ЗАДАНИЕ ::
Перепишите из текста о футуризме фрагмент, который начинается со слов «Владимир Маяковский» и заканчивается словами «учебниках по культурологии.», заменив в нем «персидских коврах» на «восточных коврах».

ТЕКСТ ДОКУМЕНТА ::

«Я сразу смазал карту будня,
плеснувши краску из стакана».
Владимир Маяковский
«Всю ночь просидели мы с друзьями при электрическом свете. Медные колпаки под лампами вроде куполов мечети своей сложностью и причудливостью напоминали нас самих, но под ними бились электрические сердца. Лень впереди нас родилась, но мы все сидели и сидели на богатых персидских коврах, мололи всякий вздор да марали бумагу», - так замысловато начинается Манифест футуризма, если читать его полностью, а не ту куцую выжимку, что даётся в учебниках по культурологии.
Найдя фотографию тех, кто сочинил эти лозунги, можно слегка разочароваться – вместо «юношей бледных со взором горящим» предстают холёные буржуа. Возраст – около тридцати, а усики ещё и добавляют возраста. Развесёлый «молодёжный бунт», что огульно приписан итальянским футуристам, лишь красивое тавро.
Вовсе не от агрессивного безделья выстаивалась линия нового миропорядка. Они были профи, знавшие толк в реализме, импрессионизме, а также в том изысканно-печальным стиле, что холодновато зовётся Модерном. Однако им было скучно и тесно. Хотелось рушить и - воздвигать. Это многим тогда хотелось. Текст Маринетти легок и узнаваем – такое родное чувство. Не то воспоминания Мариенгофа, не то рассказик Олеши, не то публикация Эль Лисицкого для журнала "Вещь". Или – стих Маяковского. Взмывающей лесенкой – до звёзд. Нет. Футуристы презирали звёзды – им нравилось электричество. Они испытывали нежность к моторам. «Там стояли и фыркали три автомобиля. Мы подошли и ласково потрепали их по загривку», - в этом почти ремарковском пируэте – вся правда наступившего века.

Записи данных ::
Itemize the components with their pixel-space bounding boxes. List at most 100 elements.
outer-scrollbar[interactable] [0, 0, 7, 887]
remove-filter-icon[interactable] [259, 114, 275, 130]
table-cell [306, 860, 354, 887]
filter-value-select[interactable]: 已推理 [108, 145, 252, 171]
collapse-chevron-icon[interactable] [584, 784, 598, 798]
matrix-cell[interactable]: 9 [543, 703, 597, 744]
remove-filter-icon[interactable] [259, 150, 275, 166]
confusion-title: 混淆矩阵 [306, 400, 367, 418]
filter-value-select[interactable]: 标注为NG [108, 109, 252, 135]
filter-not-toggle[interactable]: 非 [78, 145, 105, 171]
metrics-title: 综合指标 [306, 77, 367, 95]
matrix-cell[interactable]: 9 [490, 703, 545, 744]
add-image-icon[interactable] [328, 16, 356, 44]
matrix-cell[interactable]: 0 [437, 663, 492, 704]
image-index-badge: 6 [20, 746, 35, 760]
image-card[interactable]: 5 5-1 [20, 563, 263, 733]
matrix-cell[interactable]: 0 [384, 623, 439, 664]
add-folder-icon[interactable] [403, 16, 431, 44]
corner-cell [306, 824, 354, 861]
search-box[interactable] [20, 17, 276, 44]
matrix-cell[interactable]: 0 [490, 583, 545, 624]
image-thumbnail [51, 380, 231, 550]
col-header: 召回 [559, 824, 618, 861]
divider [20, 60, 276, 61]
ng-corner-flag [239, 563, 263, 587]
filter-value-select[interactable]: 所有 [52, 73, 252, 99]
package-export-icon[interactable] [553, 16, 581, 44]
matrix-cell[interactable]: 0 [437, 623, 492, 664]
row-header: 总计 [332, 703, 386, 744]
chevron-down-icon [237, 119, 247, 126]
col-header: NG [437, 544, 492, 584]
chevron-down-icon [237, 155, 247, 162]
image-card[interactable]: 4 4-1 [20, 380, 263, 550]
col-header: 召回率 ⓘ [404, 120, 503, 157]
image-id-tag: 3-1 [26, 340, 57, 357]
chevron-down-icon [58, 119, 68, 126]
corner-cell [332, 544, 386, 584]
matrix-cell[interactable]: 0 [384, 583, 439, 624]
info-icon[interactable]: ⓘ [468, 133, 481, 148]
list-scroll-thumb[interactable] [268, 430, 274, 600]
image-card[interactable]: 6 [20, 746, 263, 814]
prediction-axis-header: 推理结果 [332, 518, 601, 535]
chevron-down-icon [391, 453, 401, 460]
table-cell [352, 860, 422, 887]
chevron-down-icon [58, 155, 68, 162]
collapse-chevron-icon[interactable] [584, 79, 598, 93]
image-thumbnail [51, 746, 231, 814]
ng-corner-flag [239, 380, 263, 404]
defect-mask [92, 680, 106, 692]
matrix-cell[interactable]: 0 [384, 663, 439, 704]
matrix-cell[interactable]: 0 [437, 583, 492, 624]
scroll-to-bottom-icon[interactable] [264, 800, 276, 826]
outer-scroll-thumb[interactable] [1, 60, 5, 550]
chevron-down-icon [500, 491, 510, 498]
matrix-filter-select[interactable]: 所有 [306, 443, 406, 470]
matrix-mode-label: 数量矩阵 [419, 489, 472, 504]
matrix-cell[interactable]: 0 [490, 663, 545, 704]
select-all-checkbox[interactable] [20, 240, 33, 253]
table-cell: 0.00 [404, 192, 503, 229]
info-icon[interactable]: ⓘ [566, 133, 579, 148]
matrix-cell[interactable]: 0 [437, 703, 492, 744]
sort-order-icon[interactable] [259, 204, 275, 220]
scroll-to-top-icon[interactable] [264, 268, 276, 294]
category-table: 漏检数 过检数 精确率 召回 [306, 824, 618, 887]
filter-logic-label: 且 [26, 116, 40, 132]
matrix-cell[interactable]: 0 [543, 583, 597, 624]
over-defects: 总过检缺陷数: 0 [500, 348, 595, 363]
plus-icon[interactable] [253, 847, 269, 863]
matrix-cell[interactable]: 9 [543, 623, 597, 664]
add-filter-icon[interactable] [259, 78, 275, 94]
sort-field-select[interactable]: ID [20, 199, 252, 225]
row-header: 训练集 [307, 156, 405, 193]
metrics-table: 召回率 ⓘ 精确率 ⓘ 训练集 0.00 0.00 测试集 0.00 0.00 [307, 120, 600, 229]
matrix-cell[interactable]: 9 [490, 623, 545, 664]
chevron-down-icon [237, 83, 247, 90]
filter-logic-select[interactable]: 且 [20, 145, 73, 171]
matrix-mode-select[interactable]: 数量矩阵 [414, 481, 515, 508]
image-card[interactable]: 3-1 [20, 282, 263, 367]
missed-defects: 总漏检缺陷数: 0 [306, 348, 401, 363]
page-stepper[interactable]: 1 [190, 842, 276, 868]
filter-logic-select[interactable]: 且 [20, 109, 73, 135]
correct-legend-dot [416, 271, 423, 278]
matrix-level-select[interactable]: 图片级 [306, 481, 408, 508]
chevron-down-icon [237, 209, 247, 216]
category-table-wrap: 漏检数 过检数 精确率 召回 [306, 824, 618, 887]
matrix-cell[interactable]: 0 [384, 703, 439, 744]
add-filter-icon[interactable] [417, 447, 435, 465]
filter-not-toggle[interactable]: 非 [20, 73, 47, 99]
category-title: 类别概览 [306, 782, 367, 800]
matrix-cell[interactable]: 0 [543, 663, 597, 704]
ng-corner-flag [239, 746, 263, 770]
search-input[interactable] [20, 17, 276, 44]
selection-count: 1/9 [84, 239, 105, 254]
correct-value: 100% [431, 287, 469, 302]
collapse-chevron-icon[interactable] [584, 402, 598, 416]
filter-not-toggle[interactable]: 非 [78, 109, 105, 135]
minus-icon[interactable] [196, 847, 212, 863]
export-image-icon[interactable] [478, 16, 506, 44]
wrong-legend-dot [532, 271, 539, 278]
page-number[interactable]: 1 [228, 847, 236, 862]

ОЖИДАЕМЫЙ РЕЗУЛЬТАТ ::
Владимир Маяковский
«Всю ночь просидели мы с друзьями при электрическом свете. Медные колпаки под лампами вроде куполов мечети своей сложностью и причудливостью напоминали нас самих, но под ними бились электрические сердца. Лень впереди нас родилась, но мы все сидели и сидели на богатых восточных коврах, мололи всякий вздор да марали бумагу», - так замысловато начинается Манифест футуризма, если читать его полностью, а не ту куцую выжимку, что даётся в учебниках по культурологии.